(Figure record extracts)
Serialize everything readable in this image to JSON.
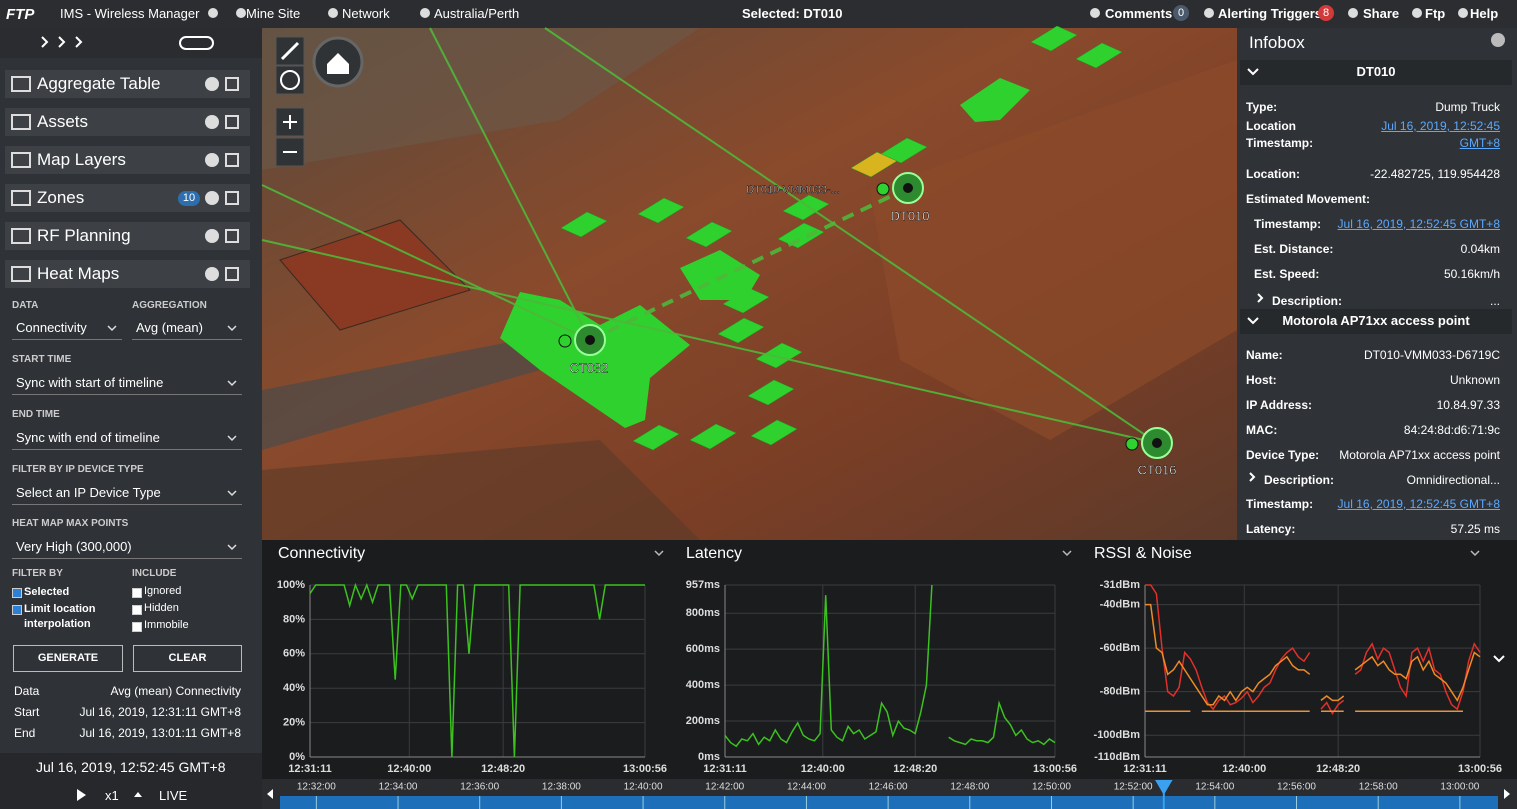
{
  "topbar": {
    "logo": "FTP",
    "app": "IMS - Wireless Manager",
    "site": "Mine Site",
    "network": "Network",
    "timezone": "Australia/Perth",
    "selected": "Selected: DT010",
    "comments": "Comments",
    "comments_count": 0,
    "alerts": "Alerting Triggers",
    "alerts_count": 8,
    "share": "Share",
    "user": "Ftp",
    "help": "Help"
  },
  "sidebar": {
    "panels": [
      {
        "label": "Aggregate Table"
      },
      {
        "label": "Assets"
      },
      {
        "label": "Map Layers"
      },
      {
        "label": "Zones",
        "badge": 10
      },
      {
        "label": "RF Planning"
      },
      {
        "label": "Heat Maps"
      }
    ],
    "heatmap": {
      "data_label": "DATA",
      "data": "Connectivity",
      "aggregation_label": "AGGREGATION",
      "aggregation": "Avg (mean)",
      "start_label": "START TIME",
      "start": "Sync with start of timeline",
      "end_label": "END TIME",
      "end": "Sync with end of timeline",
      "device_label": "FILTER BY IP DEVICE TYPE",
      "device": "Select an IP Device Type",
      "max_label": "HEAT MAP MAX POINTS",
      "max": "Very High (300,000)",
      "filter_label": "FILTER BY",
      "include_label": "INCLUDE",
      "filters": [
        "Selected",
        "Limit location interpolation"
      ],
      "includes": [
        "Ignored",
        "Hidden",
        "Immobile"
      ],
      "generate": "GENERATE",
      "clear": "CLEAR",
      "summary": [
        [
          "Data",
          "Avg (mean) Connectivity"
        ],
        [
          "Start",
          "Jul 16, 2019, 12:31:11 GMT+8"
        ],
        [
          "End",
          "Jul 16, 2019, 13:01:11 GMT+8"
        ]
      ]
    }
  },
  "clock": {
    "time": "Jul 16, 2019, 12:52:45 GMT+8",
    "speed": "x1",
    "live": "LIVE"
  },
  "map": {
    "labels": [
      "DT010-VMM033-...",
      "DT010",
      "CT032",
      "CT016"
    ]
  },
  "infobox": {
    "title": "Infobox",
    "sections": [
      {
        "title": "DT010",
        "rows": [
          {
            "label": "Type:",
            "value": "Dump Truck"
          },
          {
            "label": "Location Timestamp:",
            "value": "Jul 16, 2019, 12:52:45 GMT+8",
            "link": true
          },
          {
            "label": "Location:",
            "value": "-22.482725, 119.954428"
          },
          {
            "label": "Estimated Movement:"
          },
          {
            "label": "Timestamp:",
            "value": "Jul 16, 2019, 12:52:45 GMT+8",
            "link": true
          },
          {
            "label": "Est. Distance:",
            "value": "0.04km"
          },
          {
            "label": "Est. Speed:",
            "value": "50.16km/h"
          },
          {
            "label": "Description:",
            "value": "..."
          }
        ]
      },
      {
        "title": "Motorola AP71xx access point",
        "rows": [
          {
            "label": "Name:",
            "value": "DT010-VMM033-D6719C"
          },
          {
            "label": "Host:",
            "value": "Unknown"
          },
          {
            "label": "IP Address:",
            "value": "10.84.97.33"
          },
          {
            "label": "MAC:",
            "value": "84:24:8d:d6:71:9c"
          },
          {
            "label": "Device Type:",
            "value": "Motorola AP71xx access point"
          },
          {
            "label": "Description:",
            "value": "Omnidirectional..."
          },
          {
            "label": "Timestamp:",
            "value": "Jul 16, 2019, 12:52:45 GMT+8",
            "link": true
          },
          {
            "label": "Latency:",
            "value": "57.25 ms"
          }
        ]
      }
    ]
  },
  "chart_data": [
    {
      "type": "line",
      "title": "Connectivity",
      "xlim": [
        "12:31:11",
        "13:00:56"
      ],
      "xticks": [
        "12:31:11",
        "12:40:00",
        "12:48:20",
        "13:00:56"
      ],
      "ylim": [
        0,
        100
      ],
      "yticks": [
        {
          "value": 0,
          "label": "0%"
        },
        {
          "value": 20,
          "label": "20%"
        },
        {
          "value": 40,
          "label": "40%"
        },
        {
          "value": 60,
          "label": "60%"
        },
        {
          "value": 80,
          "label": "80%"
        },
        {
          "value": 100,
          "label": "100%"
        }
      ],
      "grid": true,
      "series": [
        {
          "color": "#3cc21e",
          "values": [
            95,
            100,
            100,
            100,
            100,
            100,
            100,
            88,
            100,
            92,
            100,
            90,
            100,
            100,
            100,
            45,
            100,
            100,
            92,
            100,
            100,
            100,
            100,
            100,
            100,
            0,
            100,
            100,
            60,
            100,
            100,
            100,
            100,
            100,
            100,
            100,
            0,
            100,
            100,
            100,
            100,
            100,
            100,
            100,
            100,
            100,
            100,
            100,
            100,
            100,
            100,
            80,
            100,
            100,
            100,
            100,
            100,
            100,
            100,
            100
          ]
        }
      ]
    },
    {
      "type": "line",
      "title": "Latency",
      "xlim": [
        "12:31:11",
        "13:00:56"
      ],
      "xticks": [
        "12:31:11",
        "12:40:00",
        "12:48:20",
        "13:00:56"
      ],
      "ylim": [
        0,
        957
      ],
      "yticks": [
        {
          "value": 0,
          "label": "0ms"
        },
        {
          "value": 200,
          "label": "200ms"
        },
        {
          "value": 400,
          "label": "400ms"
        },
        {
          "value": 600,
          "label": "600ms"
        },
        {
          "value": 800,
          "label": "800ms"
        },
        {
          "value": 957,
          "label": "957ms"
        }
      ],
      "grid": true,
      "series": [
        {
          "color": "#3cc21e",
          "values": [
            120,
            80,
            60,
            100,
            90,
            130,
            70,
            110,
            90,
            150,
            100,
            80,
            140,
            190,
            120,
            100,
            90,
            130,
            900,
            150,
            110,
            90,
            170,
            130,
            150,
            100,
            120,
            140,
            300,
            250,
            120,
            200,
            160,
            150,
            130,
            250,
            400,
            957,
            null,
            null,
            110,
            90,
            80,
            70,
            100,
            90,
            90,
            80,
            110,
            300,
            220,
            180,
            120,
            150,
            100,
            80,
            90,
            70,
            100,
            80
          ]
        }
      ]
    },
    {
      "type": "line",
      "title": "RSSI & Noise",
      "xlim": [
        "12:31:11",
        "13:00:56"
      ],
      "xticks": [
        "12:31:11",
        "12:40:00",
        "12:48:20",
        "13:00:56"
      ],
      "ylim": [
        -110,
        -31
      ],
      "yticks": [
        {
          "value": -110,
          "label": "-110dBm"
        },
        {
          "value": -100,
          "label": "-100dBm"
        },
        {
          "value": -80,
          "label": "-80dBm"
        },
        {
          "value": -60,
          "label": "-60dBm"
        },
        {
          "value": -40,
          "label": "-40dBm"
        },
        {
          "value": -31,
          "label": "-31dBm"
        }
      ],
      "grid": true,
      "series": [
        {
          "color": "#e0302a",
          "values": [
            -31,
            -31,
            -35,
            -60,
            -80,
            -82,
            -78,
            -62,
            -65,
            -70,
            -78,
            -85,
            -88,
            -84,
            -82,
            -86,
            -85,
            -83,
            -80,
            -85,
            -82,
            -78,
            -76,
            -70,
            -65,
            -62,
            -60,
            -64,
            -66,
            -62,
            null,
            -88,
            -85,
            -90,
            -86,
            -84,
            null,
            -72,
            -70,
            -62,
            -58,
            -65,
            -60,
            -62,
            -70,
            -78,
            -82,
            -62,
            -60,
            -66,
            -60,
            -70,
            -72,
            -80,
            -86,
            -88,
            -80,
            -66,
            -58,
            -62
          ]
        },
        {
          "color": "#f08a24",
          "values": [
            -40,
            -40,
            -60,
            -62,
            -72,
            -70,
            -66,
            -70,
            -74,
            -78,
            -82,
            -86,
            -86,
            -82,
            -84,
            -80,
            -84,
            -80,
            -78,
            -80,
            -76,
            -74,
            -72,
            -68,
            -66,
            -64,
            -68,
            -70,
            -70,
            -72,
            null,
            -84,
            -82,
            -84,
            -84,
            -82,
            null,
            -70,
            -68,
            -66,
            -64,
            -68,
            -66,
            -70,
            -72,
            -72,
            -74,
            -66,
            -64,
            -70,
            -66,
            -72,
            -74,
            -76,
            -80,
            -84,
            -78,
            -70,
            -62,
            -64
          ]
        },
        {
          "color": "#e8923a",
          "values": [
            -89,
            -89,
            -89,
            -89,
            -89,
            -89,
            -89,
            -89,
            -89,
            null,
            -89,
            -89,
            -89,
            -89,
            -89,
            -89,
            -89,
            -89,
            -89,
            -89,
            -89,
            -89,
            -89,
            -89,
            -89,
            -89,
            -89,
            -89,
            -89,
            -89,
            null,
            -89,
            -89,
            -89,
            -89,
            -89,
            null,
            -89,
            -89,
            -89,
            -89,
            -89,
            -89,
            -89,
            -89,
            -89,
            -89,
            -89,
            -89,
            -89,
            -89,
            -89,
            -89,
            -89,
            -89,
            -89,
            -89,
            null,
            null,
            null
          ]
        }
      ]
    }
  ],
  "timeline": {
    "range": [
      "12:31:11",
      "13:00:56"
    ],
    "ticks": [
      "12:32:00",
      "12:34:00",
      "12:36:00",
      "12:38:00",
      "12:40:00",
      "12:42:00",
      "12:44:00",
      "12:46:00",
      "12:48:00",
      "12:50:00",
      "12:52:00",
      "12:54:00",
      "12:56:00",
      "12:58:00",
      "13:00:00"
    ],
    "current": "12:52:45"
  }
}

What is expected => Find the word "access" and list each line it appears in.

Completed exercise =>
        "title": "Motorola AP71xx access point",
            "value": "Motorola AP71xx access point"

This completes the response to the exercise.